◆ PROBLEM REQUIREMENTS ◆
Find each line containing the string "data". Copy it.

◆ RECORD EXCERPTS ◆

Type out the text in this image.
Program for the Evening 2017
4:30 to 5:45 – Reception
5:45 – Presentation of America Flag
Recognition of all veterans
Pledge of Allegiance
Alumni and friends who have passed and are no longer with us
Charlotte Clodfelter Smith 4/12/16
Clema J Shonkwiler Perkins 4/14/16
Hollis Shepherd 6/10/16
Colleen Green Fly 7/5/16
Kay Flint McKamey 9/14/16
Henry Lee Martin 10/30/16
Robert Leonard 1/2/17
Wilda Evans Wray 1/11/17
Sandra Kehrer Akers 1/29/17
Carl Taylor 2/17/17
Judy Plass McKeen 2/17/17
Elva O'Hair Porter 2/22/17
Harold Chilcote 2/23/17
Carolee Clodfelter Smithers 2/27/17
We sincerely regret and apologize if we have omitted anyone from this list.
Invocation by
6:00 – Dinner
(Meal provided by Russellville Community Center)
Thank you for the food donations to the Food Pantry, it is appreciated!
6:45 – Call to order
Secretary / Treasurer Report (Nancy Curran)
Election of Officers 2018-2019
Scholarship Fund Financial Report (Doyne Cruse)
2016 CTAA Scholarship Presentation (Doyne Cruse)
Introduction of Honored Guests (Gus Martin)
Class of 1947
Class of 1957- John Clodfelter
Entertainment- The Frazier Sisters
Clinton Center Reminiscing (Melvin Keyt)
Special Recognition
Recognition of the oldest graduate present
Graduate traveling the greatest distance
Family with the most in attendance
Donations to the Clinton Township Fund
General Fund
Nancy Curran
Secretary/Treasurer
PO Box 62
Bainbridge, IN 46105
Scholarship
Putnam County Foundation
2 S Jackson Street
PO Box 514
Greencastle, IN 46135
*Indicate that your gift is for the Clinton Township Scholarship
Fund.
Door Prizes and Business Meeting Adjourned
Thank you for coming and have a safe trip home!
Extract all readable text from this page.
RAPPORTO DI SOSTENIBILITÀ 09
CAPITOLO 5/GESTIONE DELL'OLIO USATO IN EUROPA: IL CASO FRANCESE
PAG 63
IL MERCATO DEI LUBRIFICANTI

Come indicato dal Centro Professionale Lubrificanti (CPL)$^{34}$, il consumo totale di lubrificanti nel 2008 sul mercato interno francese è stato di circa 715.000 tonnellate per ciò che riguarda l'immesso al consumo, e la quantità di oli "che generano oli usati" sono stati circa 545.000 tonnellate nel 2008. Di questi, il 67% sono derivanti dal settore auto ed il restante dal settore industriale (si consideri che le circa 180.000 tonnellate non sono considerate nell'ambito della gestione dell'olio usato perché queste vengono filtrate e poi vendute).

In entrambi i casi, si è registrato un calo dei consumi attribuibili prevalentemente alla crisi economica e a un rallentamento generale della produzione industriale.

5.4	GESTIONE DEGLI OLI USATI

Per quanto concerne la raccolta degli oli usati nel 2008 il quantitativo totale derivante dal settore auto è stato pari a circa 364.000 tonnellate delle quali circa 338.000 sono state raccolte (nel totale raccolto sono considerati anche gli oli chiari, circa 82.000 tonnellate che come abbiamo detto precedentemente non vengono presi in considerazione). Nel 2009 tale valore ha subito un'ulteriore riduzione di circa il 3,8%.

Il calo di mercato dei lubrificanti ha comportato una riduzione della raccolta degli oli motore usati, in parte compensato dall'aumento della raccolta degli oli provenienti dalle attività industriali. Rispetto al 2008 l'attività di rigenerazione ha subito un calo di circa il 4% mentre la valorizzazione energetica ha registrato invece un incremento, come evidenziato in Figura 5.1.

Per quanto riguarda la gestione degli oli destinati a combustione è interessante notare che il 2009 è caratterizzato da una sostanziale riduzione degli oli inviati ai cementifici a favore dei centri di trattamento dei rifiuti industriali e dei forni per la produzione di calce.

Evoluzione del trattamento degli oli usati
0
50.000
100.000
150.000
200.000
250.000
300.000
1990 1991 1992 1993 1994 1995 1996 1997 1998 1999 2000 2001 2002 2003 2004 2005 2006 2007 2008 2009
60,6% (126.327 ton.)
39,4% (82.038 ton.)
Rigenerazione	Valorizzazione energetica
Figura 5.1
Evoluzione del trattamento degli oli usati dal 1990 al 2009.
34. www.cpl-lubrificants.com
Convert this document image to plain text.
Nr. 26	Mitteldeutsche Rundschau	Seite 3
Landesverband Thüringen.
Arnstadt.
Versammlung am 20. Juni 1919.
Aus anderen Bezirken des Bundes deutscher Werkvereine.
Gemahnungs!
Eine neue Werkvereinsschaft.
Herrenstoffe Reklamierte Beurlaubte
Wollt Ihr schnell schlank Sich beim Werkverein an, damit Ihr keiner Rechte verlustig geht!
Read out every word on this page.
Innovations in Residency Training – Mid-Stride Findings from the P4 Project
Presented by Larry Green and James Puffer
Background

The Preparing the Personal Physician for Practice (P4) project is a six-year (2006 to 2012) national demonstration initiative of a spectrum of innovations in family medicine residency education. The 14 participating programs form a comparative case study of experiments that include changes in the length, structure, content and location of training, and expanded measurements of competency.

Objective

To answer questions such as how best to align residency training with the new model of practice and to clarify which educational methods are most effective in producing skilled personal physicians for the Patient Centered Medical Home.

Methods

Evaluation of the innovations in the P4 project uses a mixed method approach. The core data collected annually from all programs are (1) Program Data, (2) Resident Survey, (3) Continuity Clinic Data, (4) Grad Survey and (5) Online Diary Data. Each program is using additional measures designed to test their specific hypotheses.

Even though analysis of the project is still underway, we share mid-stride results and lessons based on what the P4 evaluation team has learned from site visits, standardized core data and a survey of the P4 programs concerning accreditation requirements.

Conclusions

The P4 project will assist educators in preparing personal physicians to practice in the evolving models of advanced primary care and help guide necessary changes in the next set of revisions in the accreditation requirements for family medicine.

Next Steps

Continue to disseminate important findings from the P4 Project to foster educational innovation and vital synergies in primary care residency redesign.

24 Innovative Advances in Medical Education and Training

◆ ANSWER TO THIS EXERCISE ◆
Evaluation of the innovations in the P4 project uses a mixed method approach. The core data collected annually from all programs are (1) Program Data, (2) Resident Survey, (3) Continuity Clinic Data, (4) Grad Survey and (5) Online Diary Data. Each program is using additional measures designed to test their specific hypotheses.
Even though analysis of the project is still underway, we share mid-stride results and lessons based on what the P4 evaluation team has learned from site visits, standardized core data and a survey of the P4 programs concerning accreditation requirements.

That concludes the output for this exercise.